[BEGIN]

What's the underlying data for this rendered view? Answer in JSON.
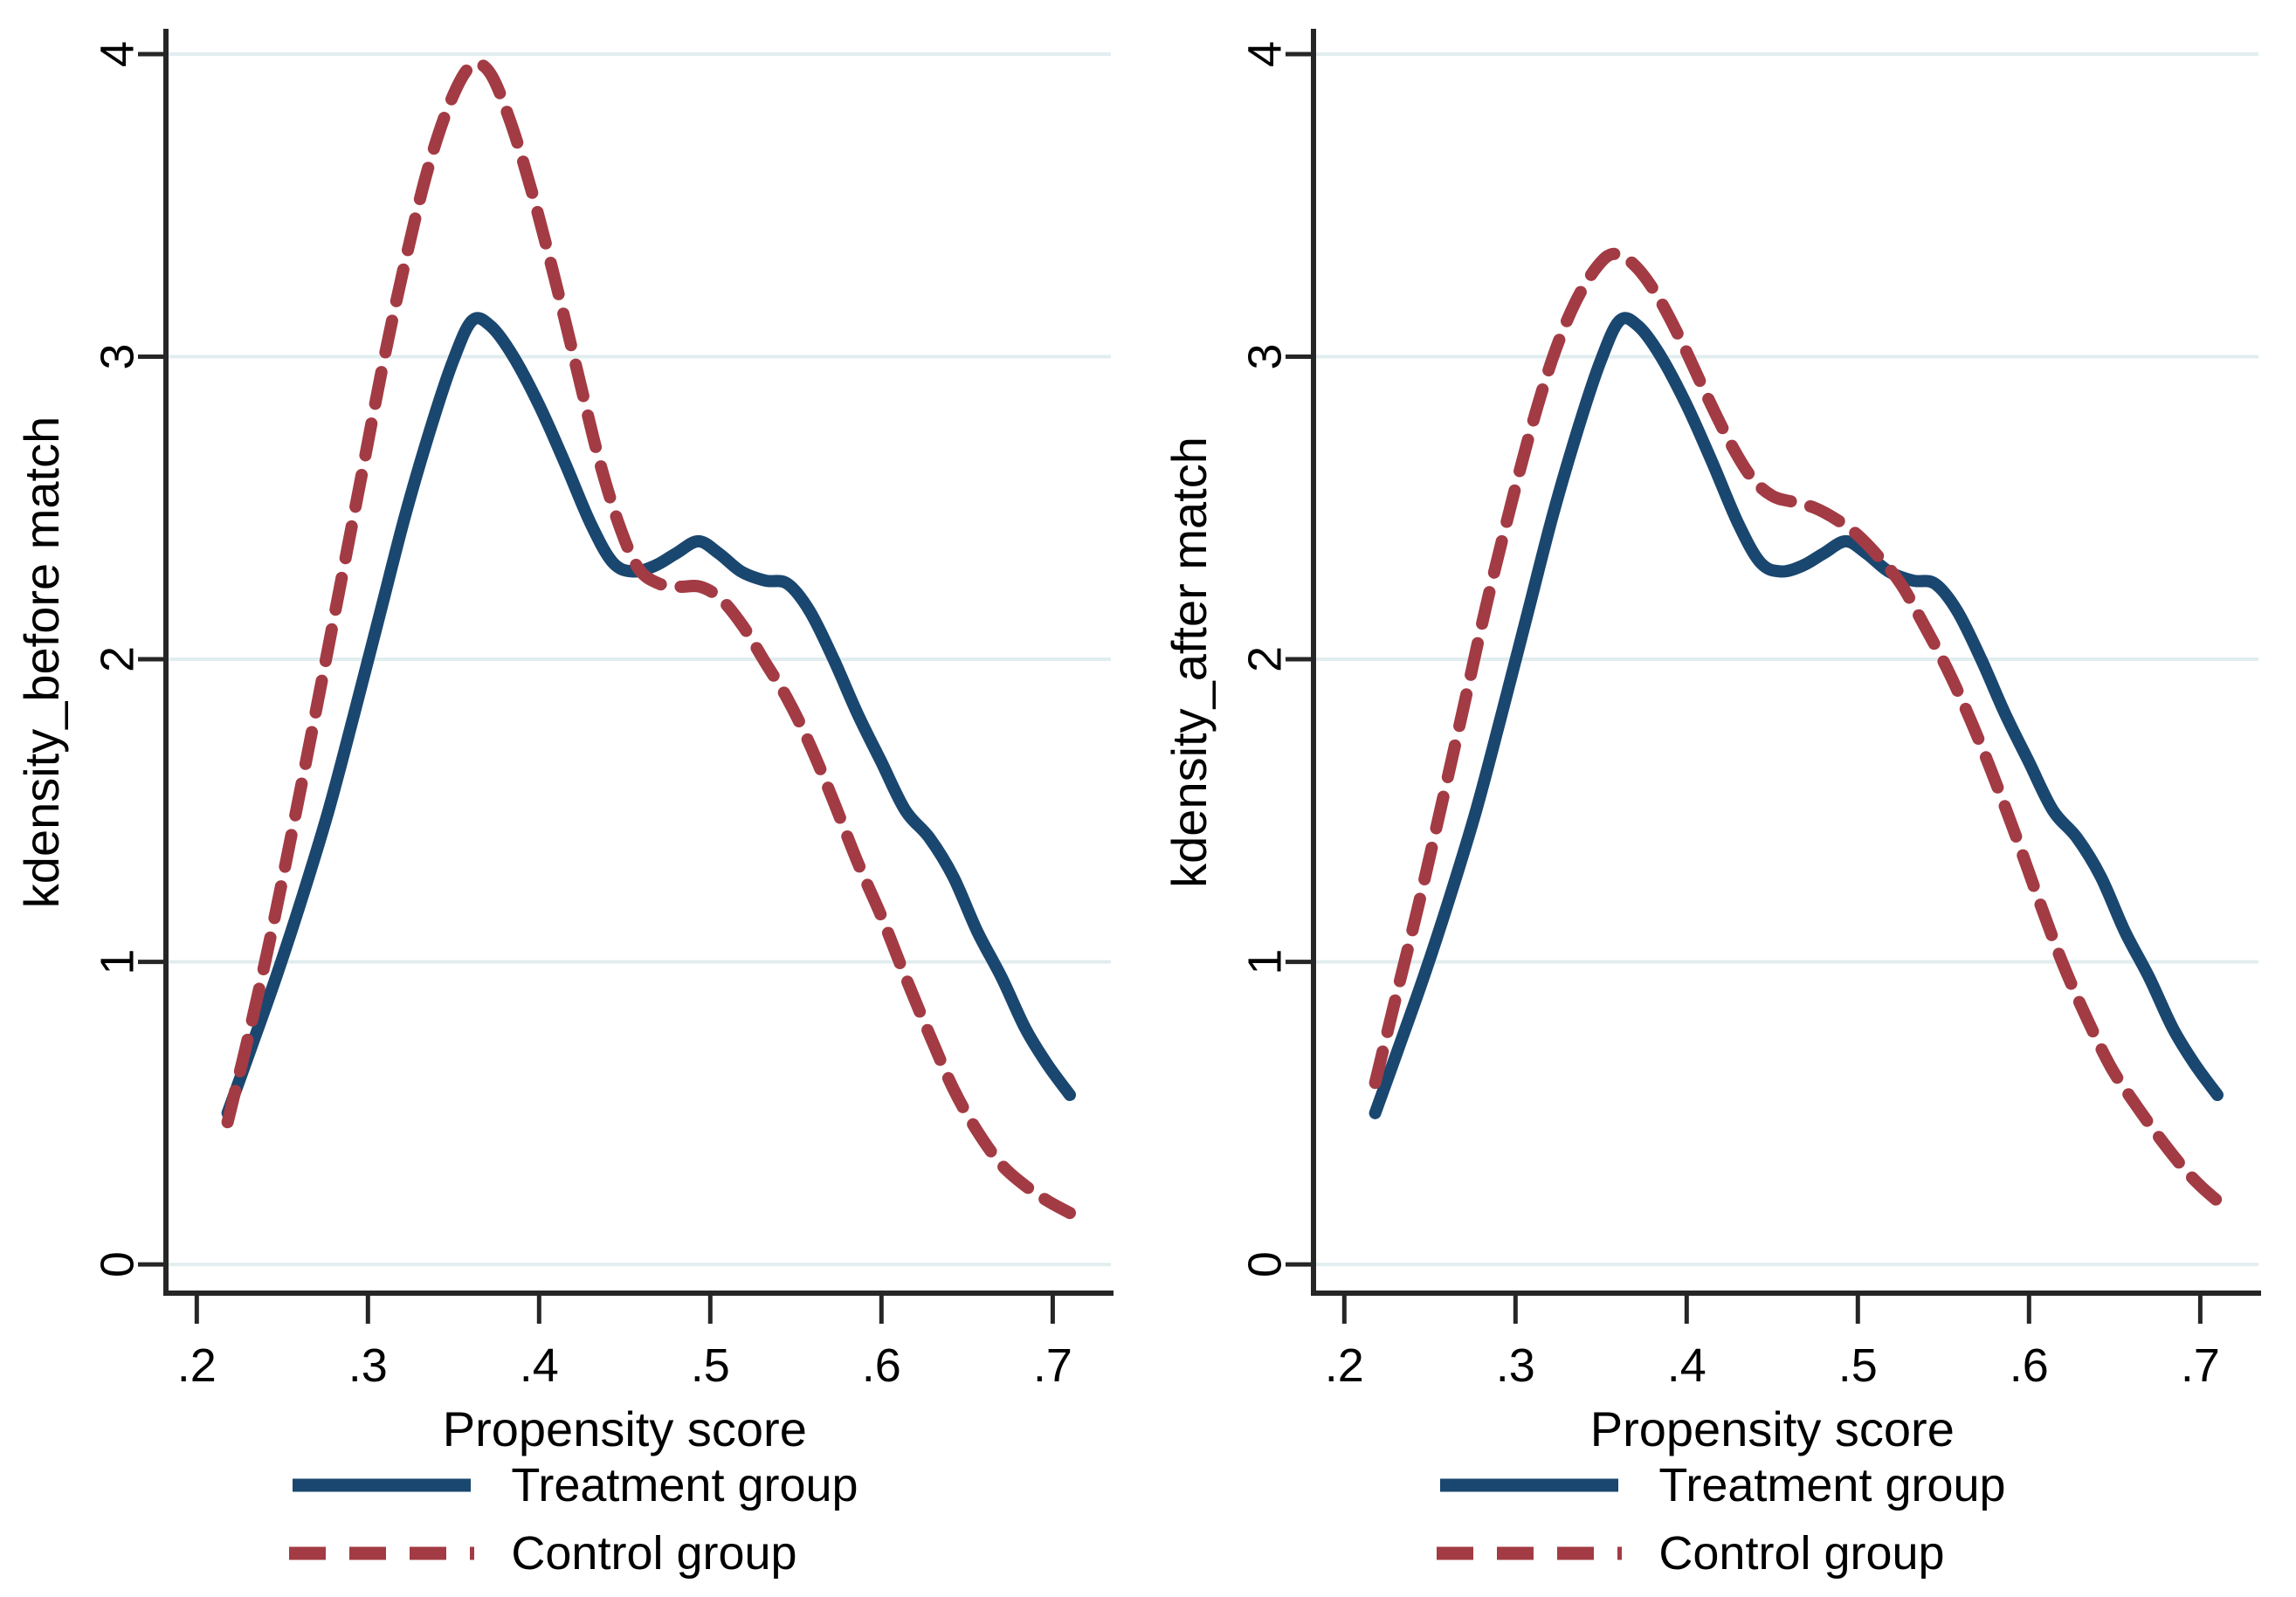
{
  "figure": {
    "colors": {
      "background": "#ffffff",
      "axis": "#262626",
      "grid": "#e1edef",
      "text": "#000000",
      "treatment": "#1a476f",
      "control": "#a33b44"
    }
  },
  "chart_data": [
    {
      "type": "line",
      "panel": "before_match",
      "title": "",
      "xlabel": "Propensity score",
      "ylabel": "kdensity_before match",
      "xlim": [
        0.182,
        0.734
      ],
      "ylim": [
        -0.095,
        4.075
      ],
      "grid": "horizontal",
      "legend_position": "bottom",
      "x_ticks": [
        {
          "v": 0.2,
          "label": ".2"
        },
        {
          "v": 0.3,
          "label": ".3"
        },
        {
          "v": 0.4,
          "label": ".4"
        },
        {
          "v": 0.5,
          "label": ".5"
        },
        {
          "v": 0.6,
          "label": ".6"
        },
        {
          "v": 0.7,
          "label": ".7"
        }
      ],
      "y_ticks": [
        {
          "v": 0,
          "label": "0"
        },
        {
          "v": 1,
          "label": "1"
        },
        {
          "v": 2,
          "label": "2"
        },
        {
          "v": 3,
          "label": "3"
        },
        {
          "v": 4,
          "label": "4"
        }
      ],
      "series": [
        {
          "name": "Treatment group",
          "line": "solid",
          "color": "#1a476f",
          "points": [
            [
              0.218,
              0.5
            ],
            [
              0.232,
              0.72
            ],
            [
              0.247,
              0.96
            ],
            [
              0.262,
              1.22
            ],
            [
              0.277,
              1.5
            ],
            [
              0.292,
              1.82
            ],
            [
              0.307,
              2.15
            ],
            [
              0.322,
              2.48
            ],
            [
              0.337,
              2.77
            ],
            [
              0.35,
              2.99
            ],
            [
              0.361,
              3.12
            ],
            [
              0.372,
              3.1
            ],
            [
              0.385,
              3.0
            ],
            [
              0.4,
              2.84
            ],
            [
              0.415,
              2.65
            ],
            [
              0.43,
              2.45
            ],
            [
              0.443,
              2.32
            ],
            [
              0.455,
              2.29
            ],
            [
              0.468,
              2.31
            ],
            [
              0.48,
              2.35
            ],
            [
              0.493,
              2.39
            ],
            [
              0.505,
              2.35
            ],
            [
              0.518,
              2.29
            ],
            [
              0.532,
              2.26
            ],
            [
              0.545,
              2.25
            ],
            [
              0.558,
              2.16
            ],
            [
              0.572,
              2.0
            ],
            [
              0.586,
              1.82
            ],
            [
              0.6,
              1.66
            ],
            [
              0.614,
              1.5
            ],
            [
              0.628,
              1.41
            ],
            [
              0.642,
              1.28
            ],
            [
              0.656,
              1.1
            ],
            [
              0.67,
              0.95
            ],
            [
              0.684,
              0.78
            ],
            [
              0.697,
              0.66
            ],
            [
              0.71,
              0.56
            ]
          ]
        },
        {
          "name": "Control group",
          "line": "dashed",
          "color": "#a33b44",
          "points": [
            [
              0.218,
              0.47
            ],
            [
              0.23,
              0.75
            ],
            [
              0.243,
              1.08
            ],
            [
              0.256,
              1.44
            ],
            [
              0.27,
              1.84
            ],
            [
              0.283,
              2.22
            ],
            [
              0.296,
              2.6
            ],
            [
              0.309,
              2.98
            ],
            [
              0.322,
              3.32
            ],
            [
              0.335,
              3.62
            ],
            [
              0.348,
              3.84
            ],
            [
              0.36,
              3.96
            ],
            [
              0.371,
              3.94
            ],
            [
              0.383,
              3.78
            ],
            [
              0.396,
              3.54
            ],
            [
              0.409,
              3.26
            ],
            [
              0.422,
              2.96
            ],
            [
              0.435,
              2.66
            ],
            [
              0.447,
              2.44
            ],
            [
              0.458,
              2.3
            ],
            [
              0.47,
              2.25
            ],
            [
              0.482,
              2.24
            ],
            [
              0.494,
              2.24
            ],
            [
              0.506,
              2.2
            ],
            [
              0.519,
              2.11
            ],
            [
              0.532,
              1.99
            ],
            [
              0.545,
              1.87
            ],
            [
              0.558,
              1.72
            ],
            [
              0.572,
              1.53
            ],
            [
              0.586,
              1.33
            ],
            [
              0.6,
              1.15
            ],
            [
              0.614,
              0.95
            ],
            [
              0.628,
              0.76
            ],
            [
              0.642,
              0.58
            ],
            [
              0.656,
              0.44
            ],
            [
              0.67,
              0.33
            ],
            [
              0.684,
              0.26
            ],
            [
              0.697,
              0.21
            ],
            [
              0.71,
              0.17
            ]
          ]
        }
      ]
    },
    {
      "type": "line",
      "panel": "after_match",
      "title": "",
      "xlabel": "Propensity score",
      "ylabel": "kdensity_after match",
      "xlim": [
        0.182,
        0.734
      ],
      "ylim": [
        -0.095,
        4.075
      ],
      "grid": "horizontal",
      "legend_position": "bottom",
      "x_ticks": [
        {
          "v": 0.2,
          "label": ".2"
        },
        {
          "v": 0.3,
          "label": ".3"
        },
        {
          "v": 0.4,
          "label": ".4"
        },
        {
          "v": 0.5,
          "label": ".5"
        },
        {
          "v": 0.6,
          "label": ".6"
        },
        {
          "v": 0.7,
          "label": ".7"
        }
      ],
      "y_ticks": [
        {
          "v": 0,
          "label": "0"
        },
        {
          "v": 1,
          "label": "1"
        },
        {
          "v": 2,
          "label": "2"
        },
        {
          "v": 3,
          "label": "3"
        },
        {
          "v": 4,
          "label": "4"
        }
      ],
      "series": [
        {
          "name": "Treatment group",
          "line": "solid",
          "color": "#1a476f",
          "points": [
            [
              0.218,
              0.5
            ],
            [
              0.232,
              0.72
            ],
            [
              0.247,
              0.96
            ],
            [
              0.262,
              1.22
            ],
            [
              0.277,
              1.5
            ],
            [
              0.292,
              1.82
            ],
            [
              0.307,
              2.15
            ],
            [
              0.322,
              2.48
            ],
            [
              0.337,
              2.77
            ],
            [
              0.35,
              2.99
            ],
            [
              0.361,
              3.12
            ],
            [
              0.372,
              3.1
            ],
            [
              0.385,
              3.0
            ],
            [
              0.4,
              2.84
            ],
            [
              0.415,
              2.65
            ],
            [
              0.43,
              2.45
            ],
            [
              0.443,
              2.32
            ],
            [
              0.455,
              2.29
            ],
            [
              0.468,
              2.31
            ],
            [
              0.48,
              2.35
            ],
            [
              0.493,
              2.39
            ],
            [
              0.505,
              2.35
            ],
            [
              0.518,
              2.29
            ],
            [
              0.532,
              2.26
            ],
            [
              0.545,
              2.25
            ],
            [
              0.558,
              2.16
            ],
            [
              0.572,
              2.0
            ],
            [
              0.586,
              1.82
            ],
            [
              0.6,
              1.66
            ],
            [
              0.614,
              1.5
            ],
            [
              0.628,
              1.41
            ],
            [
              0.642,
              1.28
            ],
            [
              0.656,
              1.1
            ],
            [
              0.67,
              0.95
            ],
            [
              0.684,
              0.78
            ],
            [
              0.697,
              0.66
            ],
            [
              0.71,
              0.56
            ]
          ]
        },
        {
          "name": "Control group",
          "line": "dashed",
          "color": "#a33b44",
          "points": [
            [
              0.218,
              0.6
            ],
            [
              0.23,
              0.88
            ],
            [
              0.243,
              1.18
            ],
            [
              0.256,
              1.5
            ],
            [
              0.27,
              1.85
            ],
            [
              0.283,
              2.18
            ],
            [
              0.296,
              2.48
            ],
            [
              0.309,
              2.76
            ],
            [
              0.322,
              3.0
            ],
            [
              0.335,
              3.18
            ],
            [
              0.348,
              3.3
            ],
            [
              0.358,
              3.34
            ],
            [
              0.37,
              3.3
            ],
            [
              0.383,
              3.2
            ],
            [
              0.397,
              3.05
            ],
            [
              0.411,
              2.88
            ],
            [
              0.425,
              2.72
            ],
            [
              0.438,
              2.6
            ],
            [
              0.45,
              2.54
            ],
            [
              0.462,
              2.52
            ],
            [
              0.475,
              2.5
            ],
            [
              0.488,
              2.46
            ],
            [
              0.5,
              2.41
            ],
            [
              0.512,
              2.34
            ],
            [
              0.525,
              2.25
            ],
            [
              0.538,
              2.12
            ],
            [
              0.552,
              1.97
            ],
            [
              0.565,
              1.81
            ],
            [
              0.578,
              1.63
            ],
            [
              0.592,
              1.42
            ],
            [
              0.606,
              1.2
            ],
            [
              0.62,
              0.99
            ],
            [
              0.634,
              0.81
            ],
            [
              0.648,
              0.65
            ],
            [
              0.662,
              0.53
            ],
            [
              0.676,
              0.42
            ],
            [
              0.69,
              0.32
            ],
            [
              0.7,
              0.26
            ],
            [
              0.71,
              0.21
            ]
          ]
        }
      ]
    }
  ]
}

[END]

WHAT NEEDS TO BE DONE – From the entries above, copy every line containing the word "panel".

TASK RESULT –
      "panel": "before_match",
      "panel": "after_match",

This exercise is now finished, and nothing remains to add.